§ Set exercise:
Work through the records below and tally every line containing "cadáver". Reply with the total alone.

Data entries
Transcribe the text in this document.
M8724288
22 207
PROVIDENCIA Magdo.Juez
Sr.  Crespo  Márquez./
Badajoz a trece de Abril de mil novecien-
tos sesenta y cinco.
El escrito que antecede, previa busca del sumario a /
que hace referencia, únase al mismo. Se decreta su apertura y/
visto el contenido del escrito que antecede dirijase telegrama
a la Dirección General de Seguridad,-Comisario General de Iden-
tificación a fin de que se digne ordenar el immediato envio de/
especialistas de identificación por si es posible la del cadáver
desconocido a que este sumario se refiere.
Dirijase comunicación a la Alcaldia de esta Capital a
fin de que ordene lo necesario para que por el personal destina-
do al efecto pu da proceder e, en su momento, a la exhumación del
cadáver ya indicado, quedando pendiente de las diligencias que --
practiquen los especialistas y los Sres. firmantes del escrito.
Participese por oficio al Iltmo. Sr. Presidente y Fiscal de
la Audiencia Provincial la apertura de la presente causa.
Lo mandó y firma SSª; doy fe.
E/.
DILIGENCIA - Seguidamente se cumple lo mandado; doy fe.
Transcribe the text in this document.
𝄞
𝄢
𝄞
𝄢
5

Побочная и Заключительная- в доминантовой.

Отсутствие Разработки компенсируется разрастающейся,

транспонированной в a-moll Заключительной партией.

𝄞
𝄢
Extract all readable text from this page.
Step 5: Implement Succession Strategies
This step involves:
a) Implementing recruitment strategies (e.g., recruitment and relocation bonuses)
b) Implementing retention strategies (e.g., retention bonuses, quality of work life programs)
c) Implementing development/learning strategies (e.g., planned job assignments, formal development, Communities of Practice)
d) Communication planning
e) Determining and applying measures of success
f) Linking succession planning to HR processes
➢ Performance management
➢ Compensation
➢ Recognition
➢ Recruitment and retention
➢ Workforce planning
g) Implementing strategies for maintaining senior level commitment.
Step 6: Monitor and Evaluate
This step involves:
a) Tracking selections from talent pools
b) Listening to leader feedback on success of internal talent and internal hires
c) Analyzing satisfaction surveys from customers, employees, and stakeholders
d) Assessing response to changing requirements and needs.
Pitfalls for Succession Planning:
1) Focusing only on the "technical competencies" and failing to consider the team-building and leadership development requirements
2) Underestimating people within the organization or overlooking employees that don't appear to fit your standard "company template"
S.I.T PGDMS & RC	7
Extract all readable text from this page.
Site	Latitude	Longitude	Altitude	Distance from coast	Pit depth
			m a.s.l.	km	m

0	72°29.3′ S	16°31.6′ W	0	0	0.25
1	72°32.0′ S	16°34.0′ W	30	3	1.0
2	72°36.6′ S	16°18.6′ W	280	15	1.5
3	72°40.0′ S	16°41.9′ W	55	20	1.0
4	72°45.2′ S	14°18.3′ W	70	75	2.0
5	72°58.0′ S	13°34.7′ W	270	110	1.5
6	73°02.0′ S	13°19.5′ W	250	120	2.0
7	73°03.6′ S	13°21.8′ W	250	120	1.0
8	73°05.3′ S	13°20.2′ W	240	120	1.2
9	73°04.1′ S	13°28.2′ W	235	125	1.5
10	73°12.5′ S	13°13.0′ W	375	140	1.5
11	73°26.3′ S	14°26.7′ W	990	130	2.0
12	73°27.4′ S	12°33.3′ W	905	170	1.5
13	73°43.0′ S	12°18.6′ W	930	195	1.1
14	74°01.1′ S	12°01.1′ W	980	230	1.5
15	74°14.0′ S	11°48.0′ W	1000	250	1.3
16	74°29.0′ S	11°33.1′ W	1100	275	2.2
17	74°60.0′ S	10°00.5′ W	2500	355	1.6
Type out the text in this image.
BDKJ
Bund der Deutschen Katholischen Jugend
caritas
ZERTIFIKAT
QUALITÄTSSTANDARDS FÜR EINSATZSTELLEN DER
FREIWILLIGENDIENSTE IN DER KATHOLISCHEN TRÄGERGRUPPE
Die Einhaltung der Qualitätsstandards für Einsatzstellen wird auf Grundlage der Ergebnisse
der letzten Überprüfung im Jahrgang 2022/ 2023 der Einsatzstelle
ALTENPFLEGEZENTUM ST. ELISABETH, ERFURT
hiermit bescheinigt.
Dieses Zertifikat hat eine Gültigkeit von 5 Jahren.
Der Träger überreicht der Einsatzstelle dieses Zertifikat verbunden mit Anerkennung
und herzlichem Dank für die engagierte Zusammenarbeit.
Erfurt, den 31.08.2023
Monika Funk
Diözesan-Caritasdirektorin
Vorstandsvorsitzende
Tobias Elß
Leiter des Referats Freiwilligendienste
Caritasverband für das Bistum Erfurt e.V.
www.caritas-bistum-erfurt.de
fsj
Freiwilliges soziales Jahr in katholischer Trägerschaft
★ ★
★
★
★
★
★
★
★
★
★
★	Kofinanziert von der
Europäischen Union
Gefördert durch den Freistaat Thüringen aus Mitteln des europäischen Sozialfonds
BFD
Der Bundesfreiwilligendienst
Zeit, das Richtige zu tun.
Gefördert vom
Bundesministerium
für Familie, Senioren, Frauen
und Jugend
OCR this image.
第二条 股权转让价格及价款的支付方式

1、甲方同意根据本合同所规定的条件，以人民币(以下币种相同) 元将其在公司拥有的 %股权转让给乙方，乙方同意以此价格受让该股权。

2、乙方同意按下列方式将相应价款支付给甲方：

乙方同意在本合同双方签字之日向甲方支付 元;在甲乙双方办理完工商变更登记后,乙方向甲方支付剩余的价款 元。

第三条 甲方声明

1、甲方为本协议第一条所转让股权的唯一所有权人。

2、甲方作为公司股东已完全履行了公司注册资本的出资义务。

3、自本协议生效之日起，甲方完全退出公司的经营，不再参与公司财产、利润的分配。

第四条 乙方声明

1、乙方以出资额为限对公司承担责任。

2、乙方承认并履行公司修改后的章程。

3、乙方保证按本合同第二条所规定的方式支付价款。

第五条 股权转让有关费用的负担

§ Exercise output:
2